(EXERCISE OBJECTIVE): Scan the records for the string "Crypto"; copy each line where it occurs.

(Records about charts and figures):
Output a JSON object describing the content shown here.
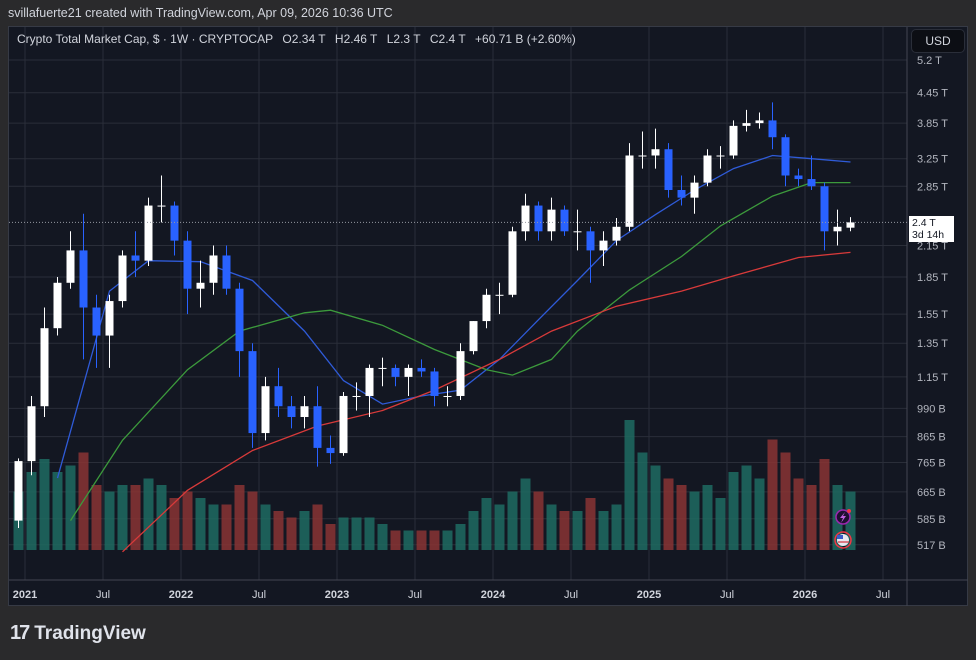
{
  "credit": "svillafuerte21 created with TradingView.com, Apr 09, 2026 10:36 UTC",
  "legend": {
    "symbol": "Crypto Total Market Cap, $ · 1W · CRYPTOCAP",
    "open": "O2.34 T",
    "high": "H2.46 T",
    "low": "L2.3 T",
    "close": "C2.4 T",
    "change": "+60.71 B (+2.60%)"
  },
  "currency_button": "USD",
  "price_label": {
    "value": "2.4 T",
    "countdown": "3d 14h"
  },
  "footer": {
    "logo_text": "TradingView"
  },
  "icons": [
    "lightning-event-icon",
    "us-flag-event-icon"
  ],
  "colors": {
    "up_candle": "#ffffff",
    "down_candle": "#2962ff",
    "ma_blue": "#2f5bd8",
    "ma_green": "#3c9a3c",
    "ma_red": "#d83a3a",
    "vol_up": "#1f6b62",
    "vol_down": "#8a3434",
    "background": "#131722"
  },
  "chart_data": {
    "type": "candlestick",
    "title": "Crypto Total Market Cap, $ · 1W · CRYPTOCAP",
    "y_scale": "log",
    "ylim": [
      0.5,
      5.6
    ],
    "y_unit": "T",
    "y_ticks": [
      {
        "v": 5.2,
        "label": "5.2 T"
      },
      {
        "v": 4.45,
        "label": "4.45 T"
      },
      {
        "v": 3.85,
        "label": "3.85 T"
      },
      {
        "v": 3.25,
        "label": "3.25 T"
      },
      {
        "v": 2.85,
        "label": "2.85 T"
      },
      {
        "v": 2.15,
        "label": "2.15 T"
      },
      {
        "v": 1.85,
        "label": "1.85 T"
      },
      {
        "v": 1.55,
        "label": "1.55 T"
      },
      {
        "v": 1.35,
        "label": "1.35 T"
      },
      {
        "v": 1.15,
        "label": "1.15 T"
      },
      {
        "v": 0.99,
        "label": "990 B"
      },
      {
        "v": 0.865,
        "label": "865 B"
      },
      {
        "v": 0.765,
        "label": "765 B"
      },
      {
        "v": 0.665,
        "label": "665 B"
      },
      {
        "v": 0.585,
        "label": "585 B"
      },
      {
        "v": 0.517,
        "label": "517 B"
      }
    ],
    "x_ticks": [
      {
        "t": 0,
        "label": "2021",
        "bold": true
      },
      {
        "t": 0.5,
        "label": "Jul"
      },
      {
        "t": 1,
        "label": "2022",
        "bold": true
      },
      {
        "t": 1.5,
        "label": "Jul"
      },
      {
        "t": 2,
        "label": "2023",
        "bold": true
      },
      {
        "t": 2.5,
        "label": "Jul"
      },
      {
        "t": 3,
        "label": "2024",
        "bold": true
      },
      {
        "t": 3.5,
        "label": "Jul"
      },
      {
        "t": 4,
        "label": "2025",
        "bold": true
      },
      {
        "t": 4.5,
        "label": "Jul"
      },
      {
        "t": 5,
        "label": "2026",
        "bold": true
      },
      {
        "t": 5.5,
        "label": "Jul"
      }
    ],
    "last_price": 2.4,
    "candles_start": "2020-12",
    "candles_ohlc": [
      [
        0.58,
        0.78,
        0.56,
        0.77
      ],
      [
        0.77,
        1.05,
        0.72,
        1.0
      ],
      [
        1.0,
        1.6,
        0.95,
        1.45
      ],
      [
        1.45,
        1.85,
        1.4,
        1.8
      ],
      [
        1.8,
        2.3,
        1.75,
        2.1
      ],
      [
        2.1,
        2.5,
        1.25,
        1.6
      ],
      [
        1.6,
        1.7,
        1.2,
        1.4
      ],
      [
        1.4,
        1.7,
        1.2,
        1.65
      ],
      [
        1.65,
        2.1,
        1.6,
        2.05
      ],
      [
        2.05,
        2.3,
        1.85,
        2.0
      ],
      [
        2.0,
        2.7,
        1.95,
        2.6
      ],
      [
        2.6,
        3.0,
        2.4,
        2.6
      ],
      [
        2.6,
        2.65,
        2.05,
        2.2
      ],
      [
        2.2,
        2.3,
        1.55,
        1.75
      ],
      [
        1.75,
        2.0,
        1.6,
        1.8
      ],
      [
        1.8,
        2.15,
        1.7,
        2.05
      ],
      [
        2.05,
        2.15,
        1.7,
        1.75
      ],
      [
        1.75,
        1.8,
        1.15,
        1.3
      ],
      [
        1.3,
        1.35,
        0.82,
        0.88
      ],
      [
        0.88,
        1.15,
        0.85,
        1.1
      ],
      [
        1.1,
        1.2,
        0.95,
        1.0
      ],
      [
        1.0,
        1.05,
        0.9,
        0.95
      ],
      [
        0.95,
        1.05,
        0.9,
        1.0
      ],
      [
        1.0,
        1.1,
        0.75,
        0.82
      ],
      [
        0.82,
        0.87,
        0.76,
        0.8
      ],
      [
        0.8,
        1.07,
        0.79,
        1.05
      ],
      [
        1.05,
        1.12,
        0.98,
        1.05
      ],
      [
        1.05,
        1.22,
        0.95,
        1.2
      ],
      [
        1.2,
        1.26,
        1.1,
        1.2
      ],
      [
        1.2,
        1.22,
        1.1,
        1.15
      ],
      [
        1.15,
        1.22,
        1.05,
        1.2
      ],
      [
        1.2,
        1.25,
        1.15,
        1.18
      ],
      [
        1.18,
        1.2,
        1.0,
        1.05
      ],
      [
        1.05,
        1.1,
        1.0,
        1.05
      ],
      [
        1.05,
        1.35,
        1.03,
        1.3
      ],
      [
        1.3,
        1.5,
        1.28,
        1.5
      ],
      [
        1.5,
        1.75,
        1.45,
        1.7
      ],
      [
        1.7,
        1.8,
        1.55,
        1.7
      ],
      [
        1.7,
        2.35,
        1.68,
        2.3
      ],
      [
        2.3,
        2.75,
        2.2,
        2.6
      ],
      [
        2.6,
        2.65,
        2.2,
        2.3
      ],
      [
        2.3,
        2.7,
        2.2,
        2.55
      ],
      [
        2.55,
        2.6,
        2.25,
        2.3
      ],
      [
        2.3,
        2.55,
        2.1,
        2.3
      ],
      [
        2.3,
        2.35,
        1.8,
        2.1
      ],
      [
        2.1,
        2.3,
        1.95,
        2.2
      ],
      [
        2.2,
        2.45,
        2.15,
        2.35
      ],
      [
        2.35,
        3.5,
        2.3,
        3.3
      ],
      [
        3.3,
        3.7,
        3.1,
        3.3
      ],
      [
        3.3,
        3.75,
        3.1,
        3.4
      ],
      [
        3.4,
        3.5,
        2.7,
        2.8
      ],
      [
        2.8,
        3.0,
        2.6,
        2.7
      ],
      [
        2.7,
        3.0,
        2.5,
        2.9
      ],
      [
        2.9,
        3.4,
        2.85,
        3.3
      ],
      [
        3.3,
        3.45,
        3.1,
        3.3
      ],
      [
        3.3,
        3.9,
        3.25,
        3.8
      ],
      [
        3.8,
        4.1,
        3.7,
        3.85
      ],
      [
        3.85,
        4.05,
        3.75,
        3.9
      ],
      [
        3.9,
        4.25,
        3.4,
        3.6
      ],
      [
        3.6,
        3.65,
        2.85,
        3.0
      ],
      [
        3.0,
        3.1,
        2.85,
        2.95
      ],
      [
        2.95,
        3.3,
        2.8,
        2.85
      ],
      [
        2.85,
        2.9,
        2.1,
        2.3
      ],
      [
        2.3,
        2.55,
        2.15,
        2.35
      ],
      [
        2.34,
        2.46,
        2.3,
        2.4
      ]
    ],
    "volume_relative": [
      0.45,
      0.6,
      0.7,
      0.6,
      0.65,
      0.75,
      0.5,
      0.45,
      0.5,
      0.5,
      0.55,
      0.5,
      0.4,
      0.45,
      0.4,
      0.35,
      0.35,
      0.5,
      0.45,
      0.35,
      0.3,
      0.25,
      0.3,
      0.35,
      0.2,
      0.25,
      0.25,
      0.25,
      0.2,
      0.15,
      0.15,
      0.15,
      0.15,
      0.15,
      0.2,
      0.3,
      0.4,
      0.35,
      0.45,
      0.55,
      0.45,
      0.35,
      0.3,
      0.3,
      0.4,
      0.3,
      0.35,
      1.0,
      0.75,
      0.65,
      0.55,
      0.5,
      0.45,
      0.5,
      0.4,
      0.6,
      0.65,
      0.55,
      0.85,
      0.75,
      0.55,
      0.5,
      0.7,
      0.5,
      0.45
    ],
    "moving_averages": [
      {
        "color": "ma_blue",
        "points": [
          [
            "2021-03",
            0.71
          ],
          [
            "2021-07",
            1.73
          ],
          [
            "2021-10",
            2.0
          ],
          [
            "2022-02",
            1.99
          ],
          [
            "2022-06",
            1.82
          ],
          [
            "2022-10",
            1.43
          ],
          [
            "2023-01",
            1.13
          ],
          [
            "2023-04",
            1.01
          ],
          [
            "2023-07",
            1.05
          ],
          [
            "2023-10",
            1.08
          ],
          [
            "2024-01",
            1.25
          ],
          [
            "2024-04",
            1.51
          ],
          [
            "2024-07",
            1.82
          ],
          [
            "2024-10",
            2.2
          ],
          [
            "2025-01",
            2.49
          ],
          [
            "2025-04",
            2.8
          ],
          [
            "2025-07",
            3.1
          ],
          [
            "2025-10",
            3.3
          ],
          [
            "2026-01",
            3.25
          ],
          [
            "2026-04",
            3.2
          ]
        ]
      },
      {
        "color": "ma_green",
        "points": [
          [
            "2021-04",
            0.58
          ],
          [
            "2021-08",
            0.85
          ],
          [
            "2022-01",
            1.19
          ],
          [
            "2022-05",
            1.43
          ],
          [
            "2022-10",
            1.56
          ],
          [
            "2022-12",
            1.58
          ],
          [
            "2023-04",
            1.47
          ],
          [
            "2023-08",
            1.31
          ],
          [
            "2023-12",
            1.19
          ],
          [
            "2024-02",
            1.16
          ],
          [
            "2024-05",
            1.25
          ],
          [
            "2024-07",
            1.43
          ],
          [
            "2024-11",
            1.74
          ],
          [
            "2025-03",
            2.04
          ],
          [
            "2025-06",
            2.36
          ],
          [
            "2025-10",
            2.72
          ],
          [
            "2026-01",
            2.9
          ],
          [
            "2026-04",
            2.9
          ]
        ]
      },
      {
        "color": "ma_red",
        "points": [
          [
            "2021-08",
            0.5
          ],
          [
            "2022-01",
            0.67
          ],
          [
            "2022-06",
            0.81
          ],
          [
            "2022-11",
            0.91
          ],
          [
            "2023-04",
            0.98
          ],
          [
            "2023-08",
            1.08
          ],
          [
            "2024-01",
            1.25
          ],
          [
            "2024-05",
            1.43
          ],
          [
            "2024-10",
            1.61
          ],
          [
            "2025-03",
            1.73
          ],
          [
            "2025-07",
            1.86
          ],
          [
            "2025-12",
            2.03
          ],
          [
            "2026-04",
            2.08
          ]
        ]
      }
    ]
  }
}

(ANSWER FOR THE TASK):
    "symbol": "Crypto Total Market Cap, $ · 1W · CRYPTOCAP",
    "title": "Crypto Total Market Cap, $ · 1W · CRYPTOCAP",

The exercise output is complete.